**Task inputs**:
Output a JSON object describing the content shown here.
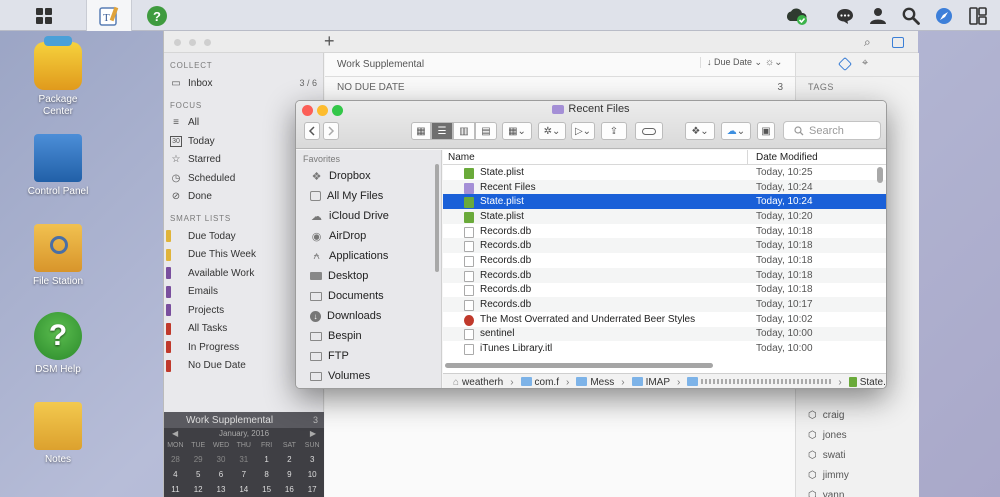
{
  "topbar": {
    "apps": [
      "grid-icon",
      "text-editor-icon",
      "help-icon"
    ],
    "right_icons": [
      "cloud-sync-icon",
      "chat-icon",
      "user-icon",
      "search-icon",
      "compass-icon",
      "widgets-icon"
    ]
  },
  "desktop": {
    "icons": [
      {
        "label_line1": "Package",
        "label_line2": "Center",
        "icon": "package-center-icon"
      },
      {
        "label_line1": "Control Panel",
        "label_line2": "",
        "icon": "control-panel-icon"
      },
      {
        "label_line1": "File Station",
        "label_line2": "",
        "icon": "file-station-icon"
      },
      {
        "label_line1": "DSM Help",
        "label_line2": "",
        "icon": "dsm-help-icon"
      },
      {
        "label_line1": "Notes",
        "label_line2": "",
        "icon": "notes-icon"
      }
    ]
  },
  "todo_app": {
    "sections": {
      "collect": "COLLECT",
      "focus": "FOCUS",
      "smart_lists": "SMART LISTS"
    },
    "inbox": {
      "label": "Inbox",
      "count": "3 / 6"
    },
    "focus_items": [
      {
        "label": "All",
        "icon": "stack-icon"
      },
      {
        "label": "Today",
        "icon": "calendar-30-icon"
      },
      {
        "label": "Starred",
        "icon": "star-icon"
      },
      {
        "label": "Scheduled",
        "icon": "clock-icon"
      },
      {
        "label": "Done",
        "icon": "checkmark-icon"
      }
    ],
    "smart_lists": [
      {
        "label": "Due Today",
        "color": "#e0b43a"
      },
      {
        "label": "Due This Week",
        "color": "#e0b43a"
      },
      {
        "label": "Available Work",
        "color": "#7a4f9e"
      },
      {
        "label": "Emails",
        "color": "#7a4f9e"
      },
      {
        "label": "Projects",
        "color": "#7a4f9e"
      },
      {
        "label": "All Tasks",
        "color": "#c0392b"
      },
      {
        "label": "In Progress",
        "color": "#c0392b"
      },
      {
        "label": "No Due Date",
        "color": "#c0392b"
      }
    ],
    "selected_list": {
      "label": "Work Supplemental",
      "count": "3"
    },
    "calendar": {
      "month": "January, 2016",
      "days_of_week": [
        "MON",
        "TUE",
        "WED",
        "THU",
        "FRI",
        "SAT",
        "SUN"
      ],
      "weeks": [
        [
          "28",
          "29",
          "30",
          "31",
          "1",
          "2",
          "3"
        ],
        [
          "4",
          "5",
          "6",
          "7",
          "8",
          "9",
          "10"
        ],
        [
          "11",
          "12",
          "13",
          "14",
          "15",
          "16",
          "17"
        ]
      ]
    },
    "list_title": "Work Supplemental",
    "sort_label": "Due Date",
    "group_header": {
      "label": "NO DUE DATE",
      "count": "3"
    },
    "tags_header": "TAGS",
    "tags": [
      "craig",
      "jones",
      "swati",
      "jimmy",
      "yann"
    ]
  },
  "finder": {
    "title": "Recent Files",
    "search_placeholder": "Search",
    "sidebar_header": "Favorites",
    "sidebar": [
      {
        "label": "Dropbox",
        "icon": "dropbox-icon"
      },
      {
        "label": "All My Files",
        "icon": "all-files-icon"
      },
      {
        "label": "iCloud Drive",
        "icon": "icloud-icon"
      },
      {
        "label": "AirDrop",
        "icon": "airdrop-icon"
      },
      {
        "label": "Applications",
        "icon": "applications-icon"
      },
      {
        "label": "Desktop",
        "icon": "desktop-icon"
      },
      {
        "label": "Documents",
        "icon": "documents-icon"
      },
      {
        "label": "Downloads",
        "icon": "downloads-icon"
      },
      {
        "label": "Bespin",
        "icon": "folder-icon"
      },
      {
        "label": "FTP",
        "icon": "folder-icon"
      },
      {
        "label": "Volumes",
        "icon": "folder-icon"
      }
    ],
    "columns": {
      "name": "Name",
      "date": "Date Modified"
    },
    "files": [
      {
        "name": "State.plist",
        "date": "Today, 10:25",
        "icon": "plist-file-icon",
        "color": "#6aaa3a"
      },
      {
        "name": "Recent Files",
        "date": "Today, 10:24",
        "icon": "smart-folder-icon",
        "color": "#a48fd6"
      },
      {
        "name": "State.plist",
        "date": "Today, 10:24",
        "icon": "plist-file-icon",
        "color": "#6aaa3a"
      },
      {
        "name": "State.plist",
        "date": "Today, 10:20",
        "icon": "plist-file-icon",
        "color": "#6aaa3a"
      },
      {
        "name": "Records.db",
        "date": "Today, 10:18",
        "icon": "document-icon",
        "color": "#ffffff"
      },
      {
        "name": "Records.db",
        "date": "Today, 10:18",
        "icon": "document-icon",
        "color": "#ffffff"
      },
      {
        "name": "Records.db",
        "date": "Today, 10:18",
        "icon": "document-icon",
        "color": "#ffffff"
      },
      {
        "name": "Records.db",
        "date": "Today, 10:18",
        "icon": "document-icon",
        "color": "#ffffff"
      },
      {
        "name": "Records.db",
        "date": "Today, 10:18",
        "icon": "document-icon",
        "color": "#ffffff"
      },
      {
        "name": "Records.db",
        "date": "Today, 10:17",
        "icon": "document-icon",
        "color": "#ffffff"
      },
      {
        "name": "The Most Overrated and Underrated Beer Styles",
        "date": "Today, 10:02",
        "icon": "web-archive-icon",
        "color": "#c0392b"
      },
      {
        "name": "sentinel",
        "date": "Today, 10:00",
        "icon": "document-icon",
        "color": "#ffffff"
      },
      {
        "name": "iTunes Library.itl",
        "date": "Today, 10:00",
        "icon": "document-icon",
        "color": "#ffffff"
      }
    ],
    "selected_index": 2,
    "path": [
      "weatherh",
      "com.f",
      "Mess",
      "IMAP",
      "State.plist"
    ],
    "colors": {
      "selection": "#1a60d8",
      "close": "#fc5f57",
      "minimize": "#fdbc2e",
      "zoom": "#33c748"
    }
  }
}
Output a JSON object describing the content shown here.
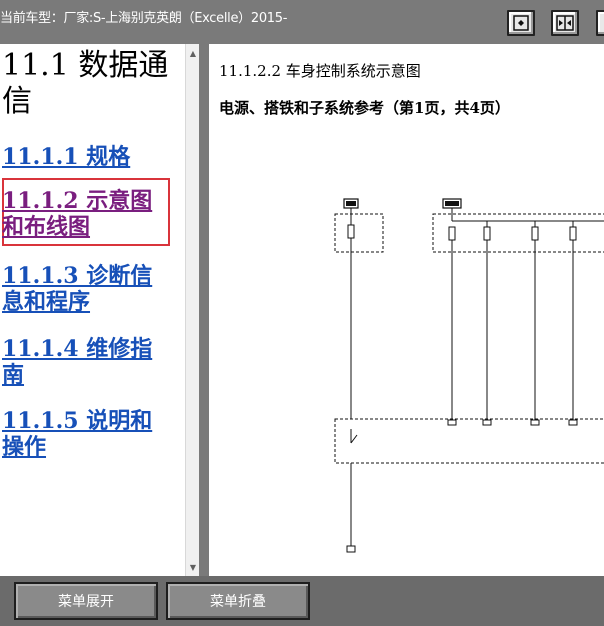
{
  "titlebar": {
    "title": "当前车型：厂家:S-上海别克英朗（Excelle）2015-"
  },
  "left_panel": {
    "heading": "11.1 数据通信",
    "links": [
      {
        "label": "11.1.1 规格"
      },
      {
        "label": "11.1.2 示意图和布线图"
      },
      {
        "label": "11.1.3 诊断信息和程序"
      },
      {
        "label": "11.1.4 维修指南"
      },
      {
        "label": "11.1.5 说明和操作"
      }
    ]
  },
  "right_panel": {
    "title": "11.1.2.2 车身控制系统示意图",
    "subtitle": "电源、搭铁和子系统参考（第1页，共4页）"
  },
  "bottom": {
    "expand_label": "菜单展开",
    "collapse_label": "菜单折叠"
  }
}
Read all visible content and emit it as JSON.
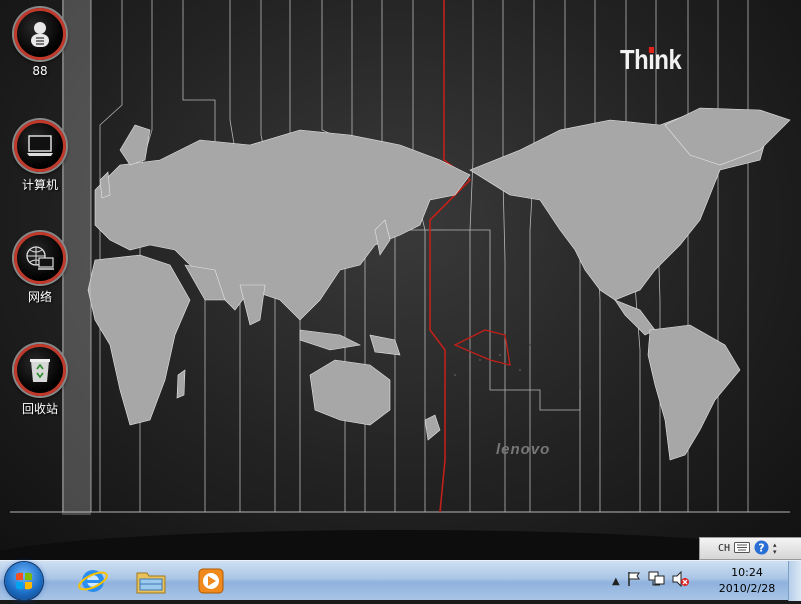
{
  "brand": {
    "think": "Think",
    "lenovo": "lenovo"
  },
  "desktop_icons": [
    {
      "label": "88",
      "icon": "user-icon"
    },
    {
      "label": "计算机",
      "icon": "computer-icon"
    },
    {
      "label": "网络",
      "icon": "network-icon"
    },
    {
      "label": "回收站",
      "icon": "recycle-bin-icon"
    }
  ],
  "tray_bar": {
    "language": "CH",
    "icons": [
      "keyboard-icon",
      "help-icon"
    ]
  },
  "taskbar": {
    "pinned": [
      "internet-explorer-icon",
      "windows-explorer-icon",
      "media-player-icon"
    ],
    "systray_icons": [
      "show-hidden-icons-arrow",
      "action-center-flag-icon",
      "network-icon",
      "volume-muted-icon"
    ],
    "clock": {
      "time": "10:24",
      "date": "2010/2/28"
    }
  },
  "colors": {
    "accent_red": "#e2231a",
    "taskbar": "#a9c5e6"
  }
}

==

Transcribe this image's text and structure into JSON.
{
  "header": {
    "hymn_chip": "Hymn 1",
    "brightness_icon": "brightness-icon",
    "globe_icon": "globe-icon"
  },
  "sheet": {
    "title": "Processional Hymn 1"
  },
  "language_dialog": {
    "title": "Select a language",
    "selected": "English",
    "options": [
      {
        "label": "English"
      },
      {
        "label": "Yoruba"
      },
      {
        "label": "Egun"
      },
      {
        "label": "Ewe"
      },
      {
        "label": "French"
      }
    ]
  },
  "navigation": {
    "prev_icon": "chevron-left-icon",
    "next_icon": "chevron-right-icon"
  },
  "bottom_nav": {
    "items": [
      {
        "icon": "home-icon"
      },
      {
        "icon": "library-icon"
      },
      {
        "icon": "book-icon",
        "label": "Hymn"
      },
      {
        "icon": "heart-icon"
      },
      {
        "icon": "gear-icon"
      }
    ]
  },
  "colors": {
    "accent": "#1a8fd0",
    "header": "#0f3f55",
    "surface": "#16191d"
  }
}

**Instruction**:
Looking at the records above, report how many lines contain the word "text". Answer with the number only.

**Exercise solution**:
2